▸ **Task statement**: Show, in full, each line of the data that contains "this".

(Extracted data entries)
------

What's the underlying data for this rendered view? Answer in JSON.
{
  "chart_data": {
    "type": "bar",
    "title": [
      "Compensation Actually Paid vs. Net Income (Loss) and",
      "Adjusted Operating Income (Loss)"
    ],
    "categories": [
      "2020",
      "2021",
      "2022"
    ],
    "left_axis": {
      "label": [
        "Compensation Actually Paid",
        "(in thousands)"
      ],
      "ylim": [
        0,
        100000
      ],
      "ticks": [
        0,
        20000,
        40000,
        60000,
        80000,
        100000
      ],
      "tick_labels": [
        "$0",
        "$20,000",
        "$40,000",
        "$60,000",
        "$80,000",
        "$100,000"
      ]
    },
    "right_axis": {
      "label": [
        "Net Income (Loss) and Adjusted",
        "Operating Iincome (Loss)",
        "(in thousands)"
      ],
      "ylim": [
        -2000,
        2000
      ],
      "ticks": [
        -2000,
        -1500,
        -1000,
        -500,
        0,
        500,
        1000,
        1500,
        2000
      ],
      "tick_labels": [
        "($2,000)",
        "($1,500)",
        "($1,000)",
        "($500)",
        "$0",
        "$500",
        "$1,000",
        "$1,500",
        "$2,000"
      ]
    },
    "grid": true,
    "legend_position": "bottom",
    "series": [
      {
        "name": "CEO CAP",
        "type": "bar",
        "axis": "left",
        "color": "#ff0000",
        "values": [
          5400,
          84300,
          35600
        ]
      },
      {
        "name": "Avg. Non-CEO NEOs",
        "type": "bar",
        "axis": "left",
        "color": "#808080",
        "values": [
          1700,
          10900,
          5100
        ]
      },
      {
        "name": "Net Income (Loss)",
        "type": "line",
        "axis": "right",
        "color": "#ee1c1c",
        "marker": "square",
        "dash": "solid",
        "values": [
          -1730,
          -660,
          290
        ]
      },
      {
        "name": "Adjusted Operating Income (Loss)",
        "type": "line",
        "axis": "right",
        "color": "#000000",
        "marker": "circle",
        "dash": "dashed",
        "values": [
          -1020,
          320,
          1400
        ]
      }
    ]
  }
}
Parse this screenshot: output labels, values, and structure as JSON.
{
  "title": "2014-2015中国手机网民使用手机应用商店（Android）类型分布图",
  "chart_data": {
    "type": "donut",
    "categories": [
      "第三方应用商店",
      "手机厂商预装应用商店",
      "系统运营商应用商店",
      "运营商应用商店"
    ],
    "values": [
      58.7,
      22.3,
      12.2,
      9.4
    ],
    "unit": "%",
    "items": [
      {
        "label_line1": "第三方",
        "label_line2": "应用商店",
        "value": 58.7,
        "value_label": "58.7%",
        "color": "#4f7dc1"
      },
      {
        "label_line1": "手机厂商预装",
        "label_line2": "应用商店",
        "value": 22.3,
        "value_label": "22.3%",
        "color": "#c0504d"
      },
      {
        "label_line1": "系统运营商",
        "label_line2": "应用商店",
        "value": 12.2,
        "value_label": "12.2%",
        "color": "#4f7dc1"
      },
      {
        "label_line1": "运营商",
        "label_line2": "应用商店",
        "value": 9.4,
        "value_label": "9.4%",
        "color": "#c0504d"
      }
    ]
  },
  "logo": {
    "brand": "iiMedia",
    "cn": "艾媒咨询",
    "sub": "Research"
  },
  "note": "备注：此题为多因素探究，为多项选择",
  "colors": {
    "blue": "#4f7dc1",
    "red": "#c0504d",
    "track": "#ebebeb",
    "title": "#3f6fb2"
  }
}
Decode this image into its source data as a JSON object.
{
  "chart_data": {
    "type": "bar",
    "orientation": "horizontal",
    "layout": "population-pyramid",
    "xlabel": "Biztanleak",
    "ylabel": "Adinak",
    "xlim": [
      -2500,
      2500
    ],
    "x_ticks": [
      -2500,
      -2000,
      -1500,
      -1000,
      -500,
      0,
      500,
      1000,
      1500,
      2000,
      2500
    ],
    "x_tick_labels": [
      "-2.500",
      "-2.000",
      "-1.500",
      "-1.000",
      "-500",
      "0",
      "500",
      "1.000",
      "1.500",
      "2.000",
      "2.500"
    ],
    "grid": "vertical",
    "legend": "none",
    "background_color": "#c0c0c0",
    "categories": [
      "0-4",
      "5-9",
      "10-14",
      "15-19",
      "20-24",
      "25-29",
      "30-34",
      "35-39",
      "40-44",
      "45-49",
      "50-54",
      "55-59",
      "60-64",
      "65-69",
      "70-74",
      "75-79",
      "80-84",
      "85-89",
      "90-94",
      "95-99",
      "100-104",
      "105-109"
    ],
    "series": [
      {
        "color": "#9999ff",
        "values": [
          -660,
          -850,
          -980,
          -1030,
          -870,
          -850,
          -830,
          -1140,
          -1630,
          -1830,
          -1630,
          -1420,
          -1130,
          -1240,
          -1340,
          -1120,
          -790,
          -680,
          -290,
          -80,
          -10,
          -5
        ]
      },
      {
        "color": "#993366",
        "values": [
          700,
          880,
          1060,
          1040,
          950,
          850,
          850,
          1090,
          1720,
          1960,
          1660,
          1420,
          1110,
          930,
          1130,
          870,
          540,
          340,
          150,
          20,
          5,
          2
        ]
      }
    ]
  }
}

------

▸ **Answer in full**:
What's the underlying data for this rendered view? Answer in JSON.
Parse this screenshot: output labels, values, and structure as JSON.
Decode this image into its source data as a JSON object.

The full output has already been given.